Start of INPUT FOR THIS TASK

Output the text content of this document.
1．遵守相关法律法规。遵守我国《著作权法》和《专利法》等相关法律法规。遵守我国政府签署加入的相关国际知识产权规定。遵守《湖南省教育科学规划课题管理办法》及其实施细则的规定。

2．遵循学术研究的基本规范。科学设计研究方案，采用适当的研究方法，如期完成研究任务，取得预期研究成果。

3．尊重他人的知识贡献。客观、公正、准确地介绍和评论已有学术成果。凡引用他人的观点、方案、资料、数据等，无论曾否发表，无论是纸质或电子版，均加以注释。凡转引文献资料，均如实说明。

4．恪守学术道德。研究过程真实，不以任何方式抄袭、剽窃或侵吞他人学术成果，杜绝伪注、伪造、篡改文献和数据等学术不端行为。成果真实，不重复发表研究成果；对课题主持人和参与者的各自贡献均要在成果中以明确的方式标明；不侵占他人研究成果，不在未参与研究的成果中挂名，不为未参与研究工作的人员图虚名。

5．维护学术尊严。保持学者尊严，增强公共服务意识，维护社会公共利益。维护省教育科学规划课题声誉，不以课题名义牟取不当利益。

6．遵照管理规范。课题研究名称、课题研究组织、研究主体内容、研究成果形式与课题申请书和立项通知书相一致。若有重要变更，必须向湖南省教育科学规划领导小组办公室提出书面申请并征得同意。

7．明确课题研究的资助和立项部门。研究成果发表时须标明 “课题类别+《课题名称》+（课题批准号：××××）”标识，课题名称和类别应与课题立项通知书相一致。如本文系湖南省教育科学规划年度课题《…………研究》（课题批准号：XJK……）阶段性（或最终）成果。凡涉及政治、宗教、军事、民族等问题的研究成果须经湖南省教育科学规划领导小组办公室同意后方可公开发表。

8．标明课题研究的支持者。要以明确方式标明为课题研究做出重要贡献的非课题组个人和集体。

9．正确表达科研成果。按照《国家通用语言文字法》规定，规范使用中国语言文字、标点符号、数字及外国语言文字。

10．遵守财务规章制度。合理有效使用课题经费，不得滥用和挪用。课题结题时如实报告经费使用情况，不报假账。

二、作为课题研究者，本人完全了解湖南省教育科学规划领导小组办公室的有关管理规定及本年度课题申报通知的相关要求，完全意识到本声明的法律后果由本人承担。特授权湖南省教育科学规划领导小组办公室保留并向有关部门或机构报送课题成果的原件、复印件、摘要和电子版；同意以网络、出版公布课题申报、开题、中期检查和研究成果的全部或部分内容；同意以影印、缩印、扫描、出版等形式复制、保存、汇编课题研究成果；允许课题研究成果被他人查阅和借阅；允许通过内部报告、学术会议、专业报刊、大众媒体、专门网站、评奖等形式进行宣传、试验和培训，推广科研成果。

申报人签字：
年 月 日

End of INPUT FOR THIS TASK

Write out the records above again, keeping each one identical to the original.

**FULL OUTPUT:**
Output the text content of this document.
1．遵守相关法律法规。遵守我国《著作权法》和《专利法》等相关法律法规。遵守我国政府签署加入的相关国际知识产权规定。遵守《湖南省教育科学规划课题管理办法》及其实施细则的规定。

2．遵循学术研究的基本规范。科学设计研究方案，采用适当的研究方法，如期完成研究任务，取得预期研究成果。

3．尊重他人的知识贡献。客观、公正、准确地介绍和评论已有学术成果。凡引用他人的观点、方案、资料、数据等，无论曾否发表，无论是纸质或电子版，均加以注释。凡转引文献资料，均如实说明。

4．恪守学术道德。研究过程真实，不以任何方式抄袭、剽窃或侵吞他人学术成果，杜绝伪注、伪造、篡改文献和数据等学术不端行为。成果真实，不重复发表研究成果；对课题主持人和参与者的各自贡献均要在成果中以明确的方式标明；不侵占他人研究成果，不在未参与研究的成果中挂名，不为未参与研究工作的人员图虚名。

5．维护学术尊严。保持学者尊严，增强公共服务意识，维护社会公共利益。维护省教育科学规划课题声誉，不以课题名义牟取不当利益。

6．遵照管理规范。课题研究名称、课题研究组织、研究主体内容、研究成果形式与课题申请书和立项通知书相一致。若有重要变更，必须向湖南省教育科学规划领导小组办公室提出书面申请并征得同意。

7．明确课题研究的资助和立项部门。研究成果发表时须标明 “课题类别+《课题名称》+（课题批准号：××××）”标识，课题名称和类别应与课题立项通知书相一致。如本文系湖南省教育科学规划年度课题《…………研究》（课题批准号：XJK……）阶段性（或最终）成果。凡涉及政治、宗教、军事、民族等问题的研究成果须经湖南省教育科学规划领导小组办公室同意后方可公开发表。

8．标明课题研究的支持者。要以明确方式标明为课题研究做出重要贡献的非课题组个人和集体。

9．正确表达科研成果。按照《国家通用语言文字法》规定，规范使用中国语言文字、标点符号、数字及外国语言文字。

10．遵守财务规章制度。合理有效使用课题经费，不得滥用和挪用。课题结题时如实报告经费使用情况，不报假账。

二、作为课题研究者，本人完全了解湖南省教育科学规划领导小组办公室的有关管理规定及本年度课题申报通知的相关要求，完全意识到本声明的法律后果由本人承担。特授权湖南省教育科学规划领导小组办公室保留并向有关部门或机构报送课题成果的原件、复印件、摘要和电子版；同意以网络、出版公布课题申报、开题、中期检查和研究成果的全部或部分内容；同意以影印、缩印、扫描、出版等形式复制、保存、汇编课题研究成果；允许课题研究成果被他人查阅和借阅；允许通过内部报告、学术会议、专业报刊、大众媒体、专门网站、评奖等形式进行宣传、试验和培训，推广科研成果。

申报人签字：
年 月 日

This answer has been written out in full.